What is required
Below are some records. Say how many of their lines include the string "range", giving only the number.

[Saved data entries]

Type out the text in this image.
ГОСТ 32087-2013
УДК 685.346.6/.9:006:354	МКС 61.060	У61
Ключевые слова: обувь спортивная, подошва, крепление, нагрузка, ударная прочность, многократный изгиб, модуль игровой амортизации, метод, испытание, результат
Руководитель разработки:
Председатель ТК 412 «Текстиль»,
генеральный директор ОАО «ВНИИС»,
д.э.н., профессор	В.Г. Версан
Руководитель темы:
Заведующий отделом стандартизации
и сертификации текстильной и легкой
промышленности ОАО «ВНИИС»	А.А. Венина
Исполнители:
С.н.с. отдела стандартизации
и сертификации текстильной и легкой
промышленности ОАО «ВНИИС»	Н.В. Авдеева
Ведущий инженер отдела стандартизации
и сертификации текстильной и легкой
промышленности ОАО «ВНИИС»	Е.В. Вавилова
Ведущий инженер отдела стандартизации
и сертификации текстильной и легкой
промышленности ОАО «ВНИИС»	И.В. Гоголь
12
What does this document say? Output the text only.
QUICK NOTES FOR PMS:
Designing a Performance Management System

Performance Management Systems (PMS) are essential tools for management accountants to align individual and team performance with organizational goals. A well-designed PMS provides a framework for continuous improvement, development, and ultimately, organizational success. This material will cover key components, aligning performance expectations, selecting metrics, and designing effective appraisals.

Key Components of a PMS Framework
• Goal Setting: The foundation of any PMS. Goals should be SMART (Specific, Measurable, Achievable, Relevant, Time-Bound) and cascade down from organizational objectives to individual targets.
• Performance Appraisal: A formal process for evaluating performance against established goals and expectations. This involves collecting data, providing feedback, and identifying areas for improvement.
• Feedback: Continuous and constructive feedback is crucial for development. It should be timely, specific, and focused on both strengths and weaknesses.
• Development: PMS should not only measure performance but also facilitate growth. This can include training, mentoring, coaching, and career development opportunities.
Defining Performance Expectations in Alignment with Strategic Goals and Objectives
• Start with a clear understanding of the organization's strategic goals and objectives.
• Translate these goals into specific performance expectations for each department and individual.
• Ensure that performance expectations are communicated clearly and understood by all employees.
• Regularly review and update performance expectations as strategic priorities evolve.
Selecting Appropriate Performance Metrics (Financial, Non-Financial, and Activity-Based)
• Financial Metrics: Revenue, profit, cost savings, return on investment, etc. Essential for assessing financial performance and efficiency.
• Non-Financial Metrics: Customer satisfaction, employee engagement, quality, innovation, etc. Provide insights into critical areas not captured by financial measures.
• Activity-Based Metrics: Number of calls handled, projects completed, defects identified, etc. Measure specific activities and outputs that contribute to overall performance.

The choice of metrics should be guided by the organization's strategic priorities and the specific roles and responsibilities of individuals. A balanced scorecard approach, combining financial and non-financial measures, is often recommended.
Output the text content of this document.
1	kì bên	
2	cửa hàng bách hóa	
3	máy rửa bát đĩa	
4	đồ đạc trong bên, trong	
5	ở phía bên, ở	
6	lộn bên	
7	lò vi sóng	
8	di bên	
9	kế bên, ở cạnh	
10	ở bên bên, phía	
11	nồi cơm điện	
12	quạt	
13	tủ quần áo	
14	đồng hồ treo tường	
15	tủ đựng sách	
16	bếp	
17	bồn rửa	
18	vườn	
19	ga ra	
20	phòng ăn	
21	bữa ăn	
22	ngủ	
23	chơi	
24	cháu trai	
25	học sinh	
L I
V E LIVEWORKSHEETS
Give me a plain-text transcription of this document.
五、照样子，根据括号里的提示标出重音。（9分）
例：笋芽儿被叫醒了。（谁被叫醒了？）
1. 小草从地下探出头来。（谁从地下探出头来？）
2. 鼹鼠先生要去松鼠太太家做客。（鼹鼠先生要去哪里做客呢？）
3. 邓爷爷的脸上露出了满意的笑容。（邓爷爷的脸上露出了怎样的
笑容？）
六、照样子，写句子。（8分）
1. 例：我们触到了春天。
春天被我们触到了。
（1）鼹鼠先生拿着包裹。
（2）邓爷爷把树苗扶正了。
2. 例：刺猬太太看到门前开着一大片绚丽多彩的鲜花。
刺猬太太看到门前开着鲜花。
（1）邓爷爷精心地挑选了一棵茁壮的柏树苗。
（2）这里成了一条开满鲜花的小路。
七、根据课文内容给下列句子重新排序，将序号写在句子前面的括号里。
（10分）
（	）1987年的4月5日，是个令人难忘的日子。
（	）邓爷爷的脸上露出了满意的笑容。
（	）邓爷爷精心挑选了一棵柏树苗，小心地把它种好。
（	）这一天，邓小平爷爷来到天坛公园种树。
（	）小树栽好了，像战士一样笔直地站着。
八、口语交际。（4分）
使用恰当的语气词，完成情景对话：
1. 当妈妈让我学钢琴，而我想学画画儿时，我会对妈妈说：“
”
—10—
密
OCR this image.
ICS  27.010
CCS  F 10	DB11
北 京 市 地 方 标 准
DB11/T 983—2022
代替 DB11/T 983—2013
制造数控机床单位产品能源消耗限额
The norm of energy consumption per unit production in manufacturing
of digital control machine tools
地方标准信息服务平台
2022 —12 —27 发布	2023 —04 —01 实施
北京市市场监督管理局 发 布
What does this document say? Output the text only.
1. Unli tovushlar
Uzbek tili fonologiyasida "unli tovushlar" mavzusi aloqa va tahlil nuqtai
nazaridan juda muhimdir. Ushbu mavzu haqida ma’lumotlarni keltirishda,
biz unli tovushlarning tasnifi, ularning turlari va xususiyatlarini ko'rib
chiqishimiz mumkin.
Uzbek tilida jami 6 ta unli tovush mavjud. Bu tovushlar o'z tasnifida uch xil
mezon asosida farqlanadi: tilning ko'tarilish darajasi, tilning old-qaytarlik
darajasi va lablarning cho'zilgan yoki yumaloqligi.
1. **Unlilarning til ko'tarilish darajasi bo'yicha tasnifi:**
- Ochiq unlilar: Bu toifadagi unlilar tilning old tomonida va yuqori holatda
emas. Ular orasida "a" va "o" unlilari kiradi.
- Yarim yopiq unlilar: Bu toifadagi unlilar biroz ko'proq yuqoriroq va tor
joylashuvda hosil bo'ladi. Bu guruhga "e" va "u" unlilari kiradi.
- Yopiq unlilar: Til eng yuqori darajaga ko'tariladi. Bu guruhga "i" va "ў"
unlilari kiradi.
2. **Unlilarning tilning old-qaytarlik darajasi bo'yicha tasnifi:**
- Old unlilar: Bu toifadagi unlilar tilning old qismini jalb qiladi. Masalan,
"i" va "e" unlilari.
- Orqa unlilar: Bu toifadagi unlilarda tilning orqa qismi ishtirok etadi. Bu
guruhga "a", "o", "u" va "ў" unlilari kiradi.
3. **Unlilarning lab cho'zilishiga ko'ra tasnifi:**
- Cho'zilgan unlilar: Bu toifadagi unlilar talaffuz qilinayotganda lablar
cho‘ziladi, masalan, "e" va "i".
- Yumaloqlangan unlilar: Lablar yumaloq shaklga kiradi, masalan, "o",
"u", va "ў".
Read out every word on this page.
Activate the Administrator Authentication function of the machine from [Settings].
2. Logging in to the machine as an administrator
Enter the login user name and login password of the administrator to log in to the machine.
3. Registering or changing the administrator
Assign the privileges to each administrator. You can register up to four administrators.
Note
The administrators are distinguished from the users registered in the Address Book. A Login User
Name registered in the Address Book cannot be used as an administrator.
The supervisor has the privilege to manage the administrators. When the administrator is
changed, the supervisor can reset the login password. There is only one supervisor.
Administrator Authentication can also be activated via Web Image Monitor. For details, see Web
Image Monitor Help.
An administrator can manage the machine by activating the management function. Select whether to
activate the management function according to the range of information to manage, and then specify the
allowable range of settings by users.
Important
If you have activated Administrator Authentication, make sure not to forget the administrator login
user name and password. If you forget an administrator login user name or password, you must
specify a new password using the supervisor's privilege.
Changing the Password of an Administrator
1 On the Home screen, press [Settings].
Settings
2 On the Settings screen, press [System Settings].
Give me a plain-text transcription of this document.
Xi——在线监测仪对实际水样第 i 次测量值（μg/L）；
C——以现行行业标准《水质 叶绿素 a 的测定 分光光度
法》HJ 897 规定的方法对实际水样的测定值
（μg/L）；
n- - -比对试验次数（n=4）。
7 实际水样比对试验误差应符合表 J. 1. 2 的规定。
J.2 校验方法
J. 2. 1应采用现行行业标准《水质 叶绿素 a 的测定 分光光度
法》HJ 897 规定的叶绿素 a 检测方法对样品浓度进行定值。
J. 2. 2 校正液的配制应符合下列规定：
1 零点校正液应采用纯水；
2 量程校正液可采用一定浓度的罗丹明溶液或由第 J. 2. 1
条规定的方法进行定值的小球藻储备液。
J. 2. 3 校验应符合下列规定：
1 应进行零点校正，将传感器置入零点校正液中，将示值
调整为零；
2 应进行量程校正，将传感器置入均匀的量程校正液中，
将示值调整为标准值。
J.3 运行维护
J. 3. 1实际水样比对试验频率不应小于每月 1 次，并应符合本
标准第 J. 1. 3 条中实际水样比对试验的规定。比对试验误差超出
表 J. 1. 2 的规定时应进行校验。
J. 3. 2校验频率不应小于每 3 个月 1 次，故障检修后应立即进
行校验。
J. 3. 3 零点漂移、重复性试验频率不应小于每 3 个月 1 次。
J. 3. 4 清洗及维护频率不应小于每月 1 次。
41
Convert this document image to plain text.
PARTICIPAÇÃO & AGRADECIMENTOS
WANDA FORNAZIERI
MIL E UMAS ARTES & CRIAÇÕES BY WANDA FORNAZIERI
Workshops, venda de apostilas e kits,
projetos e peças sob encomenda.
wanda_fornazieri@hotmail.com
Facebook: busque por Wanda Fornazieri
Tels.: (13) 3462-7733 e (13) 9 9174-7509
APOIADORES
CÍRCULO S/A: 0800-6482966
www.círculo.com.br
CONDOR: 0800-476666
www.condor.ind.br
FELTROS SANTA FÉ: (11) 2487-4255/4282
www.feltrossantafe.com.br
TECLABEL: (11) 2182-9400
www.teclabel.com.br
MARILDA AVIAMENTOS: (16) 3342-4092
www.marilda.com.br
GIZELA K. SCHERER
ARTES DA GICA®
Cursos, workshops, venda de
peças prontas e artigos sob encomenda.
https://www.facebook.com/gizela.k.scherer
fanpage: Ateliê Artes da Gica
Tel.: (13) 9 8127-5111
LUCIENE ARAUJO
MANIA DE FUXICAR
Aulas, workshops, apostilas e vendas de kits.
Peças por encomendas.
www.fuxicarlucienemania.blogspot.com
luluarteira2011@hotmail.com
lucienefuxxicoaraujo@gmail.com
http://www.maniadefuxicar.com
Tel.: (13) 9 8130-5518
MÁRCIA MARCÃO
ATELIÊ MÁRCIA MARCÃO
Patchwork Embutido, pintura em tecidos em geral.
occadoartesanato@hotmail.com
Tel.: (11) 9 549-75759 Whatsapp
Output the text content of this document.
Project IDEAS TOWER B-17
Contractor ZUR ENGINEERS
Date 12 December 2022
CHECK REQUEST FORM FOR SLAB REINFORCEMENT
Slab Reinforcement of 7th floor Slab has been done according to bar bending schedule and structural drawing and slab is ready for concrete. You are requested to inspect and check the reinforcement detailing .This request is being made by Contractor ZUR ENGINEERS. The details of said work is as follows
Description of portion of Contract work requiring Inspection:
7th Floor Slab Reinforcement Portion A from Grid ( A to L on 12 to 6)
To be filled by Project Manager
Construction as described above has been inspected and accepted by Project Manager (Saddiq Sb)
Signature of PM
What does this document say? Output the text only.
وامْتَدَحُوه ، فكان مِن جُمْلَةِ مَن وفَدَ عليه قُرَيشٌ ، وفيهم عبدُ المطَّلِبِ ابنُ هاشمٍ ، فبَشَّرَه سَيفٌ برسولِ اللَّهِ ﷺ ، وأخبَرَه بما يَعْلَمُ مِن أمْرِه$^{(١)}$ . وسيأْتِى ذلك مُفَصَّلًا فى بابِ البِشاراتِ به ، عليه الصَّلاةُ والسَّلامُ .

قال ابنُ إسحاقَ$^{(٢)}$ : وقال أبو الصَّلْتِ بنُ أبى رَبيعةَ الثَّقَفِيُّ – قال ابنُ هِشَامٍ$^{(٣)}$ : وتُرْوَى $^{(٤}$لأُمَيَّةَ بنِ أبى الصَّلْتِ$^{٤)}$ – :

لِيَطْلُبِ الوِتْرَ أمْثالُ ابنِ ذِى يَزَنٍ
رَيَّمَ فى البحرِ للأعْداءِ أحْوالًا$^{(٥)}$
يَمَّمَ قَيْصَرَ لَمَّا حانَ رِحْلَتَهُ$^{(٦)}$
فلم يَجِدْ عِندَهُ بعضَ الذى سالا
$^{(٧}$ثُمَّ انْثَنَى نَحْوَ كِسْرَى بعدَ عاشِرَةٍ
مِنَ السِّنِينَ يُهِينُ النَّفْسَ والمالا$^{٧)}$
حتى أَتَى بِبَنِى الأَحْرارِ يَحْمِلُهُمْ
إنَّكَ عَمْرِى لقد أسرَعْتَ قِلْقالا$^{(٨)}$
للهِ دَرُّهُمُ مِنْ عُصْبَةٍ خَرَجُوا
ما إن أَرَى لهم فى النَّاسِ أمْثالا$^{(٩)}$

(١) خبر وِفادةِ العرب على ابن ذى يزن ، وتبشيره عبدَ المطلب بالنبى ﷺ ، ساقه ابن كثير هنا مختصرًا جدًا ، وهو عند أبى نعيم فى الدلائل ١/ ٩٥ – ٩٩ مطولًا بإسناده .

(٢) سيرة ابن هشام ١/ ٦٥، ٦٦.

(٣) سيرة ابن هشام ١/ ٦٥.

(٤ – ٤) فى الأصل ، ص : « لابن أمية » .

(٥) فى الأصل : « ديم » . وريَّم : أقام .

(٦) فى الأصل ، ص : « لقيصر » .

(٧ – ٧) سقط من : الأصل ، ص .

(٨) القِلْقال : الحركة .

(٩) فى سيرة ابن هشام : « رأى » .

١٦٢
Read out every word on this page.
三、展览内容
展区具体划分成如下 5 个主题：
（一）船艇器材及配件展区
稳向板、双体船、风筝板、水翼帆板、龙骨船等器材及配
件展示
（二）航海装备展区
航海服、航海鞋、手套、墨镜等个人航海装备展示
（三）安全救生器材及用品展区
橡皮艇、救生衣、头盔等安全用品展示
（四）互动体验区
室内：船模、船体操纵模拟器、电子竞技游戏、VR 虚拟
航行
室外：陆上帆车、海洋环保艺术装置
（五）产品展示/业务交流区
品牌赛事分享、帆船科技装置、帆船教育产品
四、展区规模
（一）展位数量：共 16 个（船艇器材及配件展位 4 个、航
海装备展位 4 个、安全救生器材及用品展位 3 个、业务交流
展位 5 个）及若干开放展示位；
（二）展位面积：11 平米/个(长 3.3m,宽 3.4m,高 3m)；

Result of this task
2